> _Figure record extracts_
______________________________

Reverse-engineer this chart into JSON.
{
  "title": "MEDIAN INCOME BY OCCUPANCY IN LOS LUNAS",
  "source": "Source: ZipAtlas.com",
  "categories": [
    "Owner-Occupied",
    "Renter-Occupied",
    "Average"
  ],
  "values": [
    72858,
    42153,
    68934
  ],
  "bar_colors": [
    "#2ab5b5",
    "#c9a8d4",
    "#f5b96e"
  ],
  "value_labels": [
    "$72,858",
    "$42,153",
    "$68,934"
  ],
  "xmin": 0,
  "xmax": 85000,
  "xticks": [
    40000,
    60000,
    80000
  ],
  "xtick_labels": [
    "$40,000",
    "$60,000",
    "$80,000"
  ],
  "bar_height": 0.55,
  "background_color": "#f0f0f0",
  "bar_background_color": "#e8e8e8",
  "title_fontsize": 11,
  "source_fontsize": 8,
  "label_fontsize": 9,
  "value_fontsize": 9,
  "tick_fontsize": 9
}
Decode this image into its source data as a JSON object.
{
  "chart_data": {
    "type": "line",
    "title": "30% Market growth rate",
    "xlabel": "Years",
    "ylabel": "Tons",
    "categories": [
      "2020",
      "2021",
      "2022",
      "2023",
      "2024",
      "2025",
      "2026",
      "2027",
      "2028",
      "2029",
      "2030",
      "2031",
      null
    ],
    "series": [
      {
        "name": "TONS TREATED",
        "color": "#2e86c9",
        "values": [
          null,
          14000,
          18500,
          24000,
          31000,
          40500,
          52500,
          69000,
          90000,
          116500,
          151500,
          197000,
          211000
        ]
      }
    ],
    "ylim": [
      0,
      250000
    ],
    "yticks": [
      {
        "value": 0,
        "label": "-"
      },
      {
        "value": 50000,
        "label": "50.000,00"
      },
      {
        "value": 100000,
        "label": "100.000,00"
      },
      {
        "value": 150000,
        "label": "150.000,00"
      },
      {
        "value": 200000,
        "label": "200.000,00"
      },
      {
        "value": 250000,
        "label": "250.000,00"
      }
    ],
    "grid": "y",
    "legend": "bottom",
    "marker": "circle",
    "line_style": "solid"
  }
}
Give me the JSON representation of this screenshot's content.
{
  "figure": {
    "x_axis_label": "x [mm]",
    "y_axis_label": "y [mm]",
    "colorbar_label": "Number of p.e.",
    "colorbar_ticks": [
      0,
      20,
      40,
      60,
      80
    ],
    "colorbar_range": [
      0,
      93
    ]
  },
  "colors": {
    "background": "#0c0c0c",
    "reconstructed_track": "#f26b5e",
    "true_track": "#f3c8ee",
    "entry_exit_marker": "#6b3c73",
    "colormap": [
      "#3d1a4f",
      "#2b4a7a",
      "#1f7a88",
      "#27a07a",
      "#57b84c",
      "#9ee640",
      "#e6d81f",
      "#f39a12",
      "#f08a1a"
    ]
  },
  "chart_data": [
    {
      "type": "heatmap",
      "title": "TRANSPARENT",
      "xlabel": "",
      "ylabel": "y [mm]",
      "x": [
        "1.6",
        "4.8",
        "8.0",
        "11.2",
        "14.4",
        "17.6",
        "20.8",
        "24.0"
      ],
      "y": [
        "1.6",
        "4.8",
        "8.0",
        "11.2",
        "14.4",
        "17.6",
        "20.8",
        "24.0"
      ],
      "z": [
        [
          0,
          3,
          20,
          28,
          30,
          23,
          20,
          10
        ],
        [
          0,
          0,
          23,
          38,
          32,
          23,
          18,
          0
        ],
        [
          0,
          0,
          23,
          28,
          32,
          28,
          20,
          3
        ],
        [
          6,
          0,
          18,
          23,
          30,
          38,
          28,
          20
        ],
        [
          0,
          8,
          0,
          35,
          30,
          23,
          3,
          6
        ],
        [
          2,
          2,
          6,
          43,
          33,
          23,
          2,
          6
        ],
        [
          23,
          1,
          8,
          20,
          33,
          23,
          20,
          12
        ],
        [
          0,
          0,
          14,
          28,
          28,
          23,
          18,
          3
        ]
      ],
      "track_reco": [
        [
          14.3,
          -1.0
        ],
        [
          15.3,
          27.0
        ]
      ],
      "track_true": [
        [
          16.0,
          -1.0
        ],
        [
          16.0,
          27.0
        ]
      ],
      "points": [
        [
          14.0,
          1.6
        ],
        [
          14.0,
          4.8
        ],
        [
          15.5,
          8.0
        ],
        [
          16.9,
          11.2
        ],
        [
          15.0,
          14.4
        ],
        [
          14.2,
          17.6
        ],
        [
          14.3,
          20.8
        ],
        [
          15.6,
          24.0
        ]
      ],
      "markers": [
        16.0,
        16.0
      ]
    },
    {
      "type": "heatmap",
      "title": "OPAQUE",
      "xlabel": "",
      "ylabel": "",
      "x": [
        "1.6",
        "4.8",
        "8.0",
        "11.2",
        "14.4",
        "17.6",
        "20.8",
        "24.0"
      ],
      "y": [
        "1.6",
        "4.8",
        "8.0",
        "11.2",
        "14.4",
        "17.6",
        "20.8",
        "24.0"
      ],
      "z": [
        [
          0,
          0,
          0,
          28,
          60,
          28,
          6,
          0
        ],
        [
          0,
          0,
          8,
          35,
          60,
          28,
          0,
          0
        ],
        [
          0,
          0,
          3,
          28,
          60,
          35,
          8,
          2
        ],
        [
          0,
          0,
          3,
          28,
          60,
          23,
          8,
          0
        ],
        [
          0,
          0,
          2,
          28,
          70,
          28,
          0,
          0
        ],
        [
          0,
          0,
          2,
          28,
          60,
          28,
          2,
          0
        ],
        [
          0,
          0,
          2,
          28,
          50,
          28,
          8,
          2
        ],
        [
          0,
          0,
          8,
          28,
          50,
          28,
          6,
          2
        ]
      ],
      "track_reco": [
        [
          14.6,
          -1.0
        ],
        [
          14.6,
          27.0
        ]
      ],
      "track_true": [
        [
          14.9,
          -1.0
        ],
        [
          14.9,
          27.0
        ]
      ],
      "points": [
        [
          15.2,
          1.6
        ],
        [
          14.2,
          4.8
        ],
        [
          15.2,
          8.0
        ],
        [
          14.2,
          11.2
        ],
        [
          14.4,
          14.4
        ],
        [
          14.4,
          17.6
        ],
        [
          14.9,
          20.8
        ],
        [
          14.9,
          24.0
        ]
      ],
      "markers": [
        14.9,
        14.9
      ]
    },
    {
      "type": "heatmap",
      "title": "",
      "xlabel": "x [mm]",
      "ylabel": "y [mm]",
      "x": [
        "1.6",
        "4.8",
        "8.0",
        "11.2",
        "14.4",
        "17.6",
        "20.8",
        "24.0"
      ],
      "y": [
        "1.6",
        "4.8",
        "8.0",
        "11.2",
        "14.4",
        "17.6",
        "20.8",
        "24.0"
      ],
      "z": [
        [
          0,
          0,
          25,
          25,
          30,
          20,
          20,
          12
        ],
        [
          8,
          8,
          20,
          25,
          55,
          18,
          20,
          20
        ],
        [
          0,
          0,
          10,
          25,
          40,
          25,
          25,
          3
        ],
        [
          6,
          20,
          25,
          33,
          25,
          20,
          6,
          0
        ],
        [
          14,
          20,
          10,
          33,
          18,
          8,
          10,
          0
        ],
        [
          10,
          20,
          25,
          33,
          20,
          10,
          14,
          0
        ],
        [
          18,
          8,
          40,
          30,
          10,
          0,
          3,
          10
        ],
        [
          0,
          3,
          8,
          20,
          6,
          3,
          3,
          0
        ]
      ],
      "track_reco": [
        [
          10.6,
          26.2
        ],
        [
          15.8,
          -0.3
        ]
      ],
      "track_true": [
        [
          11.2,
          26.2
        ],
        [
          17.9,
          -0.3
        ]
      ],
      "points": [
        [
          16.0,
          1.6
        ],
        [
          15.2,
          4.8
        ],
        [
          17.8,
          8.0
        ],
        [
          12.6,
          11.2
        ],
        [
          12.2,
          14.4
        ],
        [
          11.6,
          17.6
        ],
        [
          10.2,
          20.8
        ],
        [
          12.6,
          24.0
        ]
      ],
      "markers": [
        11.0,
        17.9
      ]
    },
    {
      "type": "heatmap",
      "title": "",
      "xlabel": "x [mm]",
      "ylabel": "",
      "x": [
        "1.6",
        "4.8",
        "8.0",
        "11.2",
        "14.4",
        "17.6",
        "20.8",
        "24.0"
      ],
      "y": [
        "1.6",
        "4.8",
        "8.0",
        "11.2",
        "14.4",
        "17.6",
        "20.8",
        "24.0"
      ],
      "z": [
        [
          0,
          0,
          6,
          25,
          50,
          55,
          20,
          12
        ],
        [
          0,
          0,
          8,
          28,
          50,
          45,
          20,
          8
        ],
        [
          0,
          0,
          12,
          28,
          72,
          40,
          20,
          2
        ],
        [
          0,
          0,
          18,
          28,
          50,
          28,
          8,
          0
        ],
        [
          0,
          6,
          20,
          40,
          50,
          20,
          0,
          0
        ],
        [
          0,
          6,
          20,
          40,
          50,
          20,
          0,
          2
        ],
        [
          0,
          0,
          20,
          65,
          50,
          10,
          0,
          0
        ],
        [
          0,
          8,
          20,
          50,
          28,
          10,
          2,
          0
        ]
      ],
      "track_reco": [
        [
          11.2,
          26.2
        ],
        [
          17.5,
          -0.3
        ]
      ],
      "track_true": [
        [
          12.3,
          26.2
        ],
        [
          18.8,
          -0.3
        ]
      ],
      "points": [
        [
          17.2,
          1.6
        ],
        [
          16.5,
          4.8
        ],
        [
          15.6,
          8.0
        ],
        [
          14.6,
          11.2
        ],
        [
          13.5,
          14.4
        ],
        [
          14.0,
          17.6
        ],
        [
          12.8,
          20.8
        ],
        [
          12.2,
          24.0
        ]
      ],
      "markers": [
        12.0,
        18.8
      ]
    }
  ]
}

______________________________

In the records above, tally the lines where the word "this" appears, and give the number and nothing else.

3